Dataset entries
+ + +

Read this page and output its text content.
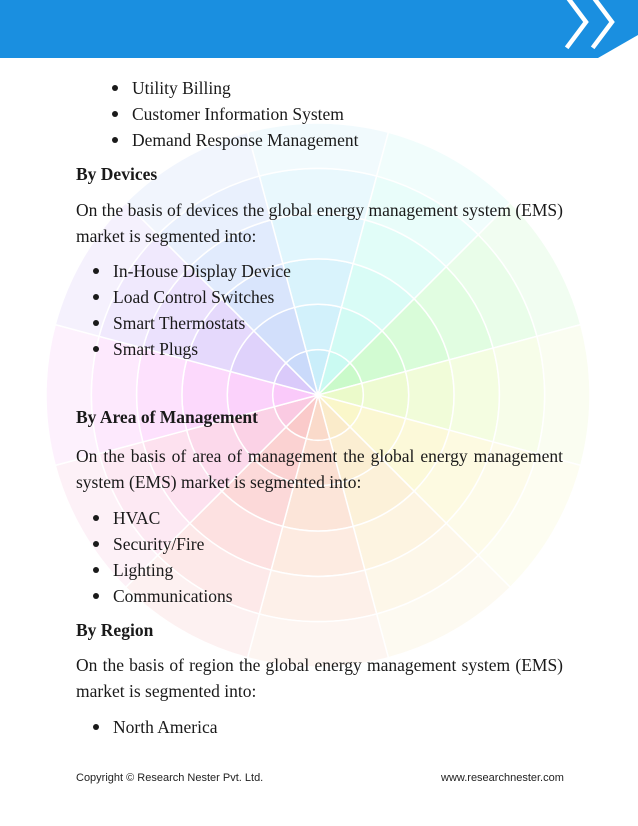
Utility Billing
Customer Information System
Demand Response Management
By Devices
On the basis of devices the global energy management system (EMS) market is segmented into:
In-House Display Device
Load Control Switches
Smart Thermostats
Smart Plugs
By Area of Management
On the basis of area of management the global energy management system (EMS) market is segmented into:
HVAC
Security/Fire
Lighting
Communications
By Region
On the basis of region the global energy management system (EMS) market is segmented into:
North America
Copyright © Research Nester Pvt. Ltd.	www.researchnester.com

+ + +

→ Exercise directions:
What is the number of lines containing "global"? Give that number only.

→ Exercise result:
3